DATA PROVIDED:
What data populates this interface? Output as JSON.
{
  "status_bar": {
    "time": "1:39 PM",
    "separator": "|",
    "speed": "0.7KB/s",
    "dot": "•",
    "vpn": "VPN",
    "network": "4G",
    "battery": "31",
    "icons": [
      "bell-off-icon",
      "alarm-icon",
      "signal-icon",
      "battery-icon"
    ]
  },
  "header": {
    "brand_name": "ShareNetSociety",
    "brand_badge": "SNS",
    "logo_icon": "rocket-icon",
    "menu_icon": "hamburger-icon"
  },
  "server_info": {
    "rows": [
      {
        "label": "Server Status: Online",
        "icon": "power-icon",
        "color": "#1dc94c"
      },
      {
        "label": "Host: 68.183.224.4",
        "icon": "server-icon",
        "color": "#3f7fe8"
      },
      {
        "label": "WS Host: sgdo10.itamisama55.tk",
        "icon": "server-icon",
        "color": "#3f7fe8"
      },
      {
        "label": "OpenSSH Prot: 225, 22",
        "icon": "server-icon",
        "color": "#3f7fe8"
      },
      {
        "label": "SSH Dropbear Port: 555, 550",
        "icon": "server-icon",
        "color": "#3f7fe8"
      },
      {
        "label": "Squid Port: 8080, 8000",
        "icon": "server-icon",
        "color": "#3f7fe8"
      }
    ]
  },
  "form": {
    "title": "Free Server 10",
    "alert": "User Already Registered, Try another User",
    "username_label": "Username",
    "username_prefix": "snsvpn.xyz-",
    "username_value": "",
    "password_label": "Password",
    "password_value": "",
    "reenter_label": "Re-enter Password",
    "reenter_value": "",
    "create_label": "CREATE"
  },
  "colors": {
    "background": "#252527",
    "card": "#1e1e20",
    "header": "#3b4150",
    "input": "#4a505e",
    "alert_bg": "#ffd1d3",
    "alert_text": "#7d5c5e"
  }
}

STATED PROBLEM:
Using the material above, print every entry exactly as written.

EXERCISE RESULT:
What data populates this interface? Output as JSON.
{
  "status_bar": {
    "time": "1:39 PM",
    "separator": "|",
    "speed": "0.7KB/s",
    "dot": "•",
    "vpn": "VPN",
    "network": "4G",
    "battery": "31",
    "icons": [
      "bell-off-icon",
      "alarm-icon",
      "signal-icon",
      "battery-icon"
    ]
  },
  "header": {
    "brand_name": "ShareNetSociety",
    "brand_badge": "SNS",
    "logo_icon": "rocket-icon",
    "menu_icon": "hamburger-icon"
  },
  "server_info": {
    "rows": [
      {
        "label": "Server Status: Online",
        "icon": "power-icon",
        "color": "#1dc94c"
      },
      {
        "label": "Host: 68.183.224.4",
        "icon": "server-icon",
        "color": "#3f7fe8"
      },
      {
        "label": "WS Host: sgdo10.itamisama55.tk",
        "icon": "server-icon",
        "color": "#3f7fe8"
      },
      {
        "label": "OpenSSH Prot: 225, 22",
        "icon": "server-icon",
        "color": "#3f7fe8"
      },
      {
        "label": "SSH Dropbear Port: 555, 550",
        "icon": "server-icon",
        "color": "#3f7fe8"
      },
      {
        "label": "Squid Port: 8080, 8000",
        "icon": "server-icon",
        "color": "#3f7fe8"
      }
    ]
  },
  "form": {
    "title": "Free Server 10",
    "alert": "User Already Registered, Try another User",
    "username_label": "Username",
    "username_prefix": "snsvpn.xyz-",
    "username_value": "",
    "password_label": "Password",
    "password_value": "",
    "reenter_label": "Re-enter Password",
    "reenter_value": "",
    "create_label": "CREATE"
  },
  "colors": {
    "background": "#252527",
    "card": "#1e1e20",
    "header": "#3b4150",
    "input": "#4a505e",
    "alert_bg": "#ffd1d3",
    "alert_text": "#7d5c5e"
  }
}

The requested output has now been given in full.